**Task instructions:**
Transcribe the data underneath exactly, keeping every word in place.

(Figure record listings)
════════════════════
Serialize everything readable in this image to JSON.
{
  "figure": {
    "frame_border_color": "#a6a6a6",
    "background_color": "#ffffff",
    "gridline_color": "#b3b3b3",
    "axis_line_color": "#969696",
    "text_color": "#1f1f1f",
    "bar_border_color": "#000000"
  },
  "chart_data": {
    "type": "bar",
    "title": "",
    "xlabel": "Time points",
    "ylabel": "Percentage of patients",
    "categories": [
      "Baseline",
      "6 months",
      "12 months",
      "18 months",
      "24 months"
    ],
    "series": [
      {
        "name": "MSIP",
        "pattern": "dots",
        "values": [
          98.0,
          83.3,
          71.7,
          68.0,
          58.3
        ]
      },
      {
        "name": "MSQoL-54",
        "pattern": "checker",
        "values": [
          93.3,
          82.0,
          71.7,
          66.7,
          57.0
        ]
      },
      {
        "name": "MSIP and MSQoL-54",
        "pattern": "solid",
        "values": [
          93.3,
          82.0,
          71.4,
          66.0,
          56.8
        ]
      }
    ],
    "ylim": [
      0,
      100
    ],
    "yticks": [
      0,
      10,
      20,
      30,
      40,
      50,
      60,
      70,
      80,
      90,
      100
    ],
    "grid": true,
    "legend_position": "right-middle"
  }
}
════════════════════
**Written response:**
Serialize everything readable in this image to JSON.
{
  "figure": {
    "frame_border_color": "#a6a6a6",
    "background_color": "#ffffff",
    "gridline_color": "#b3b3b3",
    "axis_line_color": "#969696",
    "text_color": "#1f1f1f",
    "bar_border_color": "#000000"
  },
  "chart_data": {
    "type": "bar",
    "title": "",
    "xlabel": "Time points",
    "ylabel": "Percentage of patients",
    "categories": [
      "Baseline",
      "6 months",
      "12 months",
      "18 months",
      "24 months"
    ],
    "series": [
      {
        "name": "MSIP",
        "pattern": "dots",
        "values": [
          98.0,
          83.3,
          71.7,
          68.0,
          58.3
        ]
      },
      {
        "name": "MSQoL-54",
        "pattern": "checker",
        "values": [
          93.3,
          82.0,
          71.7,
          66.7,
          57.0
        ]
      },
      {
        "name": "MSIP and MSQoL-54",
        "pattern": "solid",
        "values": [
          93.3,
          82.0,
          71.4,
          66.0,
          56.8
        ]
      }
    ],
    "ylim": [
      0,
      100
    ],
    "yticks": [
      0,
      10,
      20,
      30,
      40,
      50,
      60,
      70,
      80,
      90,
      100
    ],
    "grid": true,
    "legend_position": "right-middle"
  }
}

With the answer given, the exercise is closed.